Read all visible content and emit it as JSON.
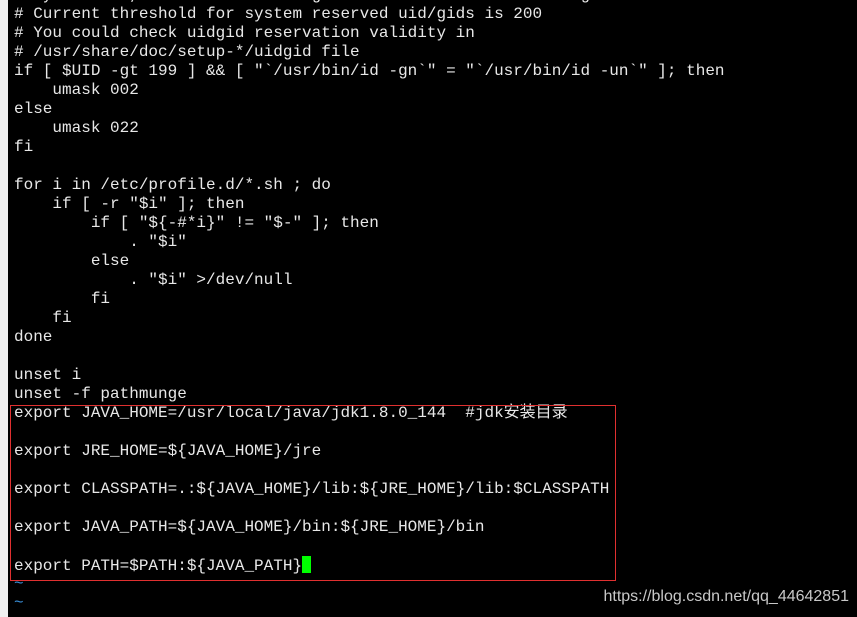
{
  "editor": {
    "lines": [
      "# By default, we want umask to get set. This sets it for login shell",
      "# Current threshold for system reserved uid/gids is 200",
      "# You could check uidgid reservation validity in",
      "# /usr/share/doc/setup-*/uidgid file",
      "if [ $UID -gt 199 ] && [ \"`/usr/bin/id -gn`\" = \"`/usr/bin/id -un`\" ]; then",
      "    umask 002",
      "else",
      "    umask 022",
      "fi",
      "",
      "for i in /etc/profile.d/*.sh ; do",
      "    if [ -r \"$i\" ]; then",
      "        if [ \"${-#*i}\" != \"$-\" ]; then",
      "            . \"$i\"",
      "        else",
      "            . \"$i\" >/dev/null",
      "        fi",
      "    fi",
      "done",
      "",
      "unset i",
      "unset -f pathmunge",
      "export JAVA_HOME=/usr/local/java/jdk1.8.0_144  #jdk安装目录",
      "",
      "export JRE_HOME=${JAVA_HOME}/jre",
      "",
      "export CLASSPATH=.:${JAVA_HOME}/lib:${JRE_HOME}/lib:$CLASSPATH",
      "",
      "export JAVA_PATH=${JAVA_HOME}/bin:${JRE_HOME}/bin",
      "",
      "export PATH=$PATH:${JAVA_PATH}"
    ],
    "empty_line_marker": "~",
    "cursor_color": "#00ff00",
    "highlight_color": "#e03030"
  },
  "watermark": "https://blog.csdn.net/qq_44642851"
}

______

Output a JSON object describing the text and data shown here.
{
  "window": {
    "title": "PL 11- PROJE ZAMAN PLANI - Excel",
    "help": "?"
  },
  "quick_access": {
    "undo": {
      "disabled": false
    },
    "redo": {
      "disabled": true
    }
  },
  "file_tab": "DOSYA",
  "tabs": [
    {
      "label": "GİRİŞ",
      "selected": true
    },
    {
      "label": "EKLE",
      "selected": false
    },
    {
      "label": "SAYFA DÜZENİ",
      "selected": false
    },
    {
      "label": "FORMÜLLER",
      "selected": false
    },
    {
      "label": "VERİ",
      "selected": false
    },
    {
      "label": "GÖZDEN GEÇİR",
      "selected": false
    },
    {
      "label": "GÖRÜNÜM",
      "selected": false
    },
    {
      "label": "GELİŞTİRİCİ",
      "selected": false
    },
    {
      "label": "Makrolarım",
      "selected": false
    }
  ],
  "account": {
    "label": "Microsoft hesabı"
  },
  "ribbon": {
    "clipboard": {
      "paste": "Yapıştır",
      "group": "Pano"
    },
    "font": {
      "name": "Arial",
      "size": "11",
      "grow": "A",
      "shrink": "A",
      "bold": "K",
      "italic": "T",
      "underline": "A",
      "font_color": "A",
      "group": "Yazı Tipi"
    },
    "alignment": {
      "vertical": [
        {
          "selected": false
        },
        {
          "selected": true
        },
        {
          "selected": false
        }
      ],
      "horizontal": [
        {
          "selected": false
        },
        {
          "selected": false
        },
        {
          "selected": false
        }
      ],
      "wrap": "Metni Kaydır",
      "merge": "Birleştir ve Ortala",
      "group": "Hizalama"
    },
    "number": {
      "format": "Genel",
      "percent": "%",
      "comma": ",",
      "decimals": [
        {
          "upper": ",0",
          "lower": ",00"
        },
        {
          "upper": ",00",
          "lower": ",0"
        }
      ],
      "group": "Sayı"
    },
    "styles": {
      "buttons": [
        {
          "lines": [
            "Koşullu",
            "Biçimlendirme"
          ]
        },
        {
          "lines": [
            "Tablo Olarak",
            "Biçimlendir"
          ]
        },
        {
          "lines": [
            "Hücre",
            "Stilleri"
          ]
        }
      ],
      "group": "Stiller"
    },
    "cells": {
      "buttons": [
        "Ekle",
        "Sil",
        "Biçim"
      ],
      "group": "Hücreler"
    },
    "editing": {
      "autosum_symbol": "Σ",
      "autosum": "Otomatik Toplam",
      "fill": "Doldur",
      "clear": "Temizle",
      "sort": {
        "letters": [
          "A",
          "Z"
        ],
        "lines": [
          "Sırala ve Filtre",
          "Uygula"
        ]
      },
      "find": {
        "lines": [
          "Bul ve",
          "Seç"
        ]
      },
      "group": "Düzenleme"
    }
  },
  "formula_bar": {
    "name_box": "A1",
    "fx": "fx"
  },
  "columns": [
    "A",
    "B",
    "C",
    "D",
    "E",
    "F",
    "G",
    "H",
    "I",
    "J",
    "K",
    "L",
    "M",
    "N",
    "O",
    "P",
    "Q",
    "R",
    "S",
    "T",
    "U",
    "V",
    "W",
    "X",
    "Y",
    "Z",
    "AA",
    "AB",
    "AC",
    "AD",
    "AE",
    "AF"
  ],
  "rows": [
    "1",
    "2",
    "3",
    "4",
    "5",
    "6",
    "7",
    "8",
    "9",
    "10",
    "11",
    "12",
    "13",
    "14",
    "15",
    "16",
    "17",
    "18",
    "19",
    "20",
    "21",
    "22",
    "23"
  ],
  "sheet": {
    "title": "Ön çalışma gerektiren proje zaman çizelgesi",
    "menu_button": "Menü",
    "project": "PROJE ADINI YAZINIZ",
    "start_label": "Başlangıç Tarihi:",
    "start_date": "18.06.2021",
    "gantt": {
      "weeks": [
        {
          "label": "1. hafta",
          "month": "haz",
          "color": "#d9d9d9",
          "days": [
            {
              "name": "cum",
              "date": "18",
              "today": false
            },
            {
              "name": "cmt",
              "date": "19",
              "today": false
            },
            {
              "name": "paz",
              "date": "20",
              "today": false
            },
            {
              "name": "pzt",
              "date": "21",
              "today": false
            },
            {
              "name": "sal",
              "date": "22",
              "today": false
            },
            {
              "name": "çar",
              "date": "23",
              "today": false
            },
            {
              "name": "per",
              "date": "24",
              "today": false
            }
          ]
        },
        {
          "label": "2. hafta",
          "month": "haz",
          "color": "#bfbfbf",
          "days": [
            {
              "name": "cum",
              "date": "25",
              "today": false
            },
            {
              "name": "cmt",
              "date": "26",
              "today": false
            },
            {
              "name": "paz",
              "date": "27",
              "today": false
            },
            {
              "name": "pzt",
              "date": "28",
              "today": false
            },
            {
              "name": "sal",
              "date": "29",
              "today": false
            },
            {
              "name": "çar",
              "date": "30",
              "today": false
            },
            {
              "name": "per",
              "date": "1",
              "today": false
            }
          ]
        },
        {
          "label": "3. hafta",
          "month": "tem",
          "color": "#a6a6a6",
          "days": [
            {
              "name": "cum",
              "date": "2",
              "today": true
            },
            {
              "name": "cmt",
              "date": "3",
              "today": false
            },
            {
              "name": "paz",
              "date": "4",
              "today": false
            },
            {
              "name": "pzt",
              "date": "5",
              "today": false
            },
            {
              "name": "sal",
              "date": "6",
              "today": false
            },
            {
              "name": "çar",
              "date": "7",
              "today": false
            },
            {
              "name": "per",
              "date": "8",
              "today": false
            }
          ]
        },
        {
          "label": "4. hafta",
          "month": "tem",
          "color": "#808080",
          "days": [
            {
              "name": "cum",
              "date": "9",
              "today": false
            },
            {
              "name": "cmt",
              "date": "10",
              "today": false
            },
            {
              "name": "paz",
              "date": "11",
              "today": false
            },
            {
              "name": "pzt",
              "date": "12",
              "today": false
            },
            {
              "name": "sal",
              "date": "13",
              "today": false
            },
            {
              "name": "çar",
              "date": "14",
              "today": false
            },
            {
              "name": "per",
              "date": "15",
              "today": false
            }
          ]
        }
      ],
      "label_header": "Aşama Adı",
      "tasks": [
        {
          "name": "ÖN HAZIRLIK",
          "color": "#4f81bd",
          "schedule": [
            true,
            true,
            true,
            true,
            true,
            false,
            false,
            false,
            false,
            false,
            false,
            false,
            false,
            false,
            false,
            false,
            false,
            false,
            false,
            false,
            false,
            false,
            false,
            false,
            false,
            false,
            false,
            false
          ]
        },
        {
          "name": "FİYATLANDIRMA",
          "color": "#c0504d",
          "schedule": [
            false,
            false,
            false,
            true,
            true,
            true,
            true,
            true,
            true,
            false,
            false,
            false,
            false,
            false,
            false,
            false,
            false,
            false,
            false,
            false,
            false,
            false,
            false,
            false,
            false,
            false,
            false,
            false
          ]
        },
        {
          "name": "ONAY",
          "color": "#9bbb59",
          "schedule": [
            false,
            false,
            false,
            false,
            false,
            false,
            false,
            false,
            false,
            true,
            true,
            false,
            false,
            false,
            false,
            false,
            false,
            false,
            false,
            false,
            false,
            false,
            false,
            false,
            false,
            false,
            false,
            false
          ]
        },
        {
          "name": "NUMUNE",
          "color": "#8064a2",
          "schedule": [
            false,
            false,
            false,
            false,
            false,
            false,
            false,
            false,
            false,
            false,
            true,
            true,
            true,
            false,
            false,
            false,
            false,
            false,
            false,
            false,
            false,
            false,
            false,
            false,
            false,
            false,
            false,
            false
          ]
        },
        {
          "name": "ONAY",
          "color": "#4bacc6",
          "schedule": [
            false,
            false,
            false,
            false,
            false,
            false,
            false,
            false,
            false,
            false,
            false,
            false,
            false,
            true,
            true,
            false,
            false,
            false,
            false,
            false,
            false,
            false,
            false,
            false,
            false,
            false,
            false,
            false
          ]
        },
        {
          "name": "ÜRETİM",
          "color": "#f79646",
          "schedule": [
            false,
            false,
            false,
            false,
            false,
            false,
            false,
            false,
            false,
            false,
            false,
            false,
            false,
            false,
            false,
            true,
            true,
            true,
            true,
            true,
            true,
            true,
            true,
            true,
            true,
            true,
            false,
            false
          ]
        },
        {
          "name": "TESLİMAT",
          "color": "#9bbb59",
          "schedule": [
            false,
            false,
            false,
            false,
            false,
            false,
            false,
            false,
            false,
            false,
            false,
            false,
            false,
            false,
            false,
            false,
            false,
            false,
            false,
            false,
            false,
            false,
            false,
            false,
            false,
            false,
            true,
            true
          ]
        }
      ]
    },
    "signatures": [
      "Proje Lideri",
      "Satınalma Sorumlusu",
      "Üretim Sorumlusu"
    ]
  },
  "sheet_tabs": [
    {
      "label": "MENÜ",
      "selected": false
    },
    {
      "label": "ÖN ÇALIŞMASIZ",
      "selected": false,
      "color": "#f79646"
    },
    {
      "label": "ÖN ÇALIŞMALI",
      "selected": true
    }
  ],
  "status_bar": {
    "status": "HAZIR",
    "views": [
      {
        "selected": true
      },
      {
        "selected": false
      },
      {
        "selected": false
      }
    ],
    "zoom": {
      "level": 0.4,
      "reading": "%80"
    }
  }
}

______

Collect the lines of the records that include the string "hafta".

Response below:
          "label": "1. hafta",
          "label": "2. hafta",
          "label": "3. hafta",
          "label": "4. hafta",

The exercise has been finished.